## What the task requires
Return the whole listing, keeping every character the same.

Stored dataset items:
-- start --
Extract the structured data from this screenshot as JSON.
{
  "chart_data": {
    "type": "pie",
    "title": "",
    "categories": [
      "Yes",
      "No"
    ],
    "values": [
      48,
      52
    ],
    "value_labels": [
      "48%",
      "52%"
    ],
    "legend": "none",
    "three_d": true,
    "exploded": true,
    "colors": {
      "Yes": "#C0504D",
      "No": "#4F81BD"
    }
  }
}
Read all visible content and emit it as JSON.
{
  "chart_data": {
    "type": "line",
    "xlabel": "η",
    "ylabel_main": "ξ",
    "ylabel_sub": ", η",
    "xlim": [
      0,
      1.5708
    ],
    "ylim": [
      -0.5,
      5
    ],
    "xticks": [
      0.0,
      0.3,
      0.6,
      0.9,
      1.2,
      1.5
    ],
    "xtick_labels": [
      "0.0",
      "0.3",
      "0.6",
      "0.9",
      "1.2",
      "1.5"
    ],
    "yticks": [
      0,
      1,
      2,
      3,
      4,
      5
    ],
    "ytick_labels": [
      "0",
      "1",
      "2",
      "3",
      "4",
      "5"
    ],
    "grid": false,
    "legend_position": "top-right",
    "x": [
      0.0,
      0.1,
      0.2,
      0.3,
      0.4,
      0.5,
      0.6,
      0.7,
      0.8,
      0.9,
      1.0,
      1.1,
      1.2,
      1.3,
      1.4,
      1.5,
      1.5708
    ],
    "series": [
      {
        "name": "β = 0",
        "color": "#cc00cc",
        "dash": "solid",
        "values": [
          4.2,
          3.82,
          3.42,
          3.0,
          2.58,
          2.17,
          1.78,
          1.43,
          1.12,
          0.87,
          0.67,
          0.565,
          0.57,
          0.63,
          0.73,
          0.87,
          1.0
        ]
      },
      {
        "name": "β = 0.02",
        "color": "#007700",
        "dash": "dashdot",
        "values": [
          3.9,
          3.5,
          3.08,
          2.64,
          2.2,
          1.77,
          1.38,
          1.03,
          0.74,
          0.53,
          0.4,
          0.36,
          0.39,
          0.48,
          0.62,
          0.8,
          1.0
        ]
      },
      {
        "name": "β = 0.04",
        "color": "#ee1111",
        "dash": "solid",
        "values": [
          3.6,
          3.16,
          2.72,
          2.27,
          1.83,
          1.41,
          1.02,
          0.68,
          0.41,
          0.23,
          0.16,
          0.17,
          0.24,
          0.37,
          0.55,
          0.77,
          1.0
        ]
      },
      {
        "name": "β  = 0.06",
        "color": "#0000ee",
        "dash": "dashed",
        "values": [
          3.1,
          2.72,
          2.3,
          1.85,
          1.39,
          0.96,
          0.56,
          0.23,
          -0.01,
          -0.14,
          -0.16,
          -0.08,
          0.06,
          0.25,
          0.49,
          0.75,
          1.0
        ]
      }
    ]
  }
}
-- end --
## The output
Extract the structured data from this screenshot as JSON.
{
  "chart_data": {
    "type": "pie",
    "title": "",
    "categories": [
      "Yes",
      "No"
    ],
    "values": [
      48,
      52
    ],
    "value_labels": [
      "48%",
      "52%"
    ],
    "legend": "none",
    "three_d": true,
    "exploded": true,
    "colors": {
      "Yes": "#C0504D",
      "No": "#4F81BD"
    }
  }
}
Read all visible content and emit it as JSON.
{
  "chart_data": {
    "type": "line",
    "xlabel": "η",
    "ylabel_main": "ξ",
    "ylabel_sub": ", η",
    "xlim": [
      0,
      1.5708
    ],
    "ylim": [
      -0.5,
      5
    ],
    "xticks": [
      0.0,
      0.3,
      0.6,
      0.9,
      1.2,
      1.5
    ],
    "xtick_labels": [
      "0.0",
      "0.3",
      "0.6",
      "0.9",
      "1.2",
      "1.5"
    ],
    "yticks": [
      0,
      1,
      2,
      3,
      4,
      5
    ],
    "ytick_labels": [
      "0",
      "1",
      "2",
      "3",
      "4",
      "5"
    ],
    "grid": false,
    "legend_position": "top-right",
    "x": [
      0.0,
      0.1,
      0.2,
      0.3,
      0.4,
      0.5,
      0.6,
      0.7,
      0.8,
      0.9,
      1.0,
      1.1,
      1.2,
      1.3,
      1.4,
      1.5,
      1.5708
    ],
    "series": [
      {
        "name": "β = 0",
        "color": "#cc00cc",
        "dash": "solid",
        "values": [
          4.2,
          3.82,
          3.42,
          3.0,
          2.58,
          2.17,
          1.78,
          1.43,
          1.12,
          0.87,
          0.67,
          0.565,
          0.57,
          0.63,
          0.73,
          0.87,
          1.0
        ]
      },
      {
        "name": "β = 0.02",
        "color": "#007700",
        "dash": "dashdot",
        "values": [
          3.9,
          3.5,
          3.08,
          2.64,
          2.2,
          1.77,
          1.38,
          1.03,
          0.74,
          0.53,
          0.4,
          0.36,
          0.39,
          0.48,
          0.62,
          0.8,
          1.0
        ]
      },
      {
        "name": "β = 0.04",
        "color": "#ee1111",
        "dash": "solid",
        "values": [
          3.6,
          3.16,
          2.72,
          2.27,
          1.83,
          1.41,
          1.02,
          0.68,
          0.41,
          0.23,
          0.16,
          0.17,
          0.24,
          0.37,
          0.55,
          0.77,
          1.0
        ]
      },
      {
        "name": "β  = 0.06",
        "color": "#0000ee",
        "dash": "dashed",
        "values": [
          3.1,
          2.72,
          2.3,
          1.85,
          1.39,
          0.96,
          0.56,
          0.23,
          -0.01,
          -0.14,
          -0.16,
          -0.08,
          0.06,
          0.25,
          0.49,
          0.75,
          1.0
        ]
      }
    ]
  }
}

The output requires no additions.